═══ 本文箇所 ═══
業田良家

 けっこうイタイ漫画を書く人だと思っています。ですんで、私は「大好き!」っていうよりは、「すごい!」っていう漫画の方が多いです。はい。

「世直し源さん」(「ヨシイエ童話1〜4」ヤンマガKCスペシャル)

 えっと。これは「大好き!」な漫画です。とにかく何はさておき「国会議員性根叩き直し法案」。これがすごすぎ。この発想、好きだなあ。

というのがその骨子です。んでもって、それを実現させるキャラクターが、ステテコに腹巻きのテキスタイルの源さん(冒頭からすでに内閣総理大臣)。発想もすごいし、話の進みかたも完璧です。そして何より、漫画として楽しい。

 「ヨシイエ童話」は、新シリーズ「LOVE男」として続いているのだが、続巻は入手できていない。こちらは期待できる展開で止まっているので何ともいえない。オープニングのインパクトでは源さんの圧勝。

「シアターアッパレ」

 政治4コマ。十分おもしろかった。今となると「歴史的資料」になってしまっているのが何とも。中曽根さんがまだ表舞台にいて、リクルート事件があって、土井たかこが「やるっきゃない」と叫んでいたころの話ですから。

 んでも、「リクルート地蔵」(宮沢喜一)がいまや大蔵大臣ですか。時代も変わったものですね。

「自虐の詩」

 えっと。この話はとってもイタイんで、私苦手です。すくなくとも笑えません。きっついわあこれ。この漫画がストレートに楽しめる人は幸せなのだろうか? というのはともかくとして。まあ、すごいです。「純文学」なんて陳腐な表現をしたくなるような。

 一般的に不幸な人がただただ不幸なだけではない――とか何とか、受け止め方は様々であろう。という意味で、これは「文学」である。という死に絶えたレトリックで逃げてみました。
═══ 抽出資料 ═══
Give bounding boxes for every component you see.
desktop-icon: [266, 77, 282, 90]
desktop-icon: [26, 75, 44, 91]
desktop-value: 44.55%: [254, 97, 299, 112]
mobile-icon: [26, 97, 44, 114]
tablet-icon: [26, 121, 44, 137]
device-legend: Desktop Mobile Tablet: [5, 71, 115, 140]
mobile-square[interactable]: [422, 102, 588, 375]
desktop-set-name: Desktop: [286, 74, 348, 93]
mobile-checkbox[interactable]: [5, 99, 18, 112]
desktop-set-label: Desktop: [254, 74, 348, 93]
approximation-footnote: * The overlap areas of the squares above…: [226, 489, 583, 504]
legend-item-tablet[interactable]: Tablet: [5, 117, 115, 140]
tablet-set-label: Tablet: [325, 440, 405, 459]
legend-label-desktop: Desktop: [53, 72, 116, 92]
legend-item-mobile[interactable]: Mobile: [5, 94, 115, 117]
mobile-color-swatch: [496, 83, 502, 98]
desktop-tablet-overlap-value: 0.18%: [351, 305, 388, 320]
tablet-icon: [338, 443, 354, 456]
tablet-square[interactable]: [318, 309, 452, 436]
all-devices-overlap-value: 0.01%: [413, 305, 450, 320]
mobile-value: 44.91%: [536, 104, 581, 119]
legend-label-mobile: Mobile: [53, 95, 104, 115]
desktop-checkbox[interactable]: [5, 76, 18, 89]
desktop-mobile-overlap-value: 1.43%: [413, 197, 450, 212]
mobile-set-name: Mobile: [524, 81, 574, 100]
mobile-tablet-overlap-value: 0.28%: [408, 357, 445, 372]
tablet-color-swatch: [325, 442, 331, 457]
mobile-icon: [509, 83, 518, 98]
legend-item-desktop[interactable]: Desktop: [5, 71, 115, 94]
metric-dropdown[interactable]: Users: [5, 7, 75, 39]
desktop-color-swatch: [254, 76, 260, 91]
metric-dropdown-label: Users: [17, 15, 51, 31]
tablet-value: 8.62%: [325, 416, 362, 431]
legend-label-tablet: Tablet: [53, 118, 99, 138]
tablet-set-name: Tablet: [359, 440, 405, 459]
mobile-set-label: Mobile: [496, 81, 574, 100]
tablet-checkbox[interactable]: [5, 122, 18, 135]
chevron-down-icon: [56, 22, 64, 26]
═══
> **実施事項**: 業田良家の漫画を紹介する本文によれば、「世直し源さん」の源さんは、冒頭の時点ですでにどのような地位に就いていますか。

> **実施結果**: 冒頭からすでに内閣総理大臣の地位に就いています。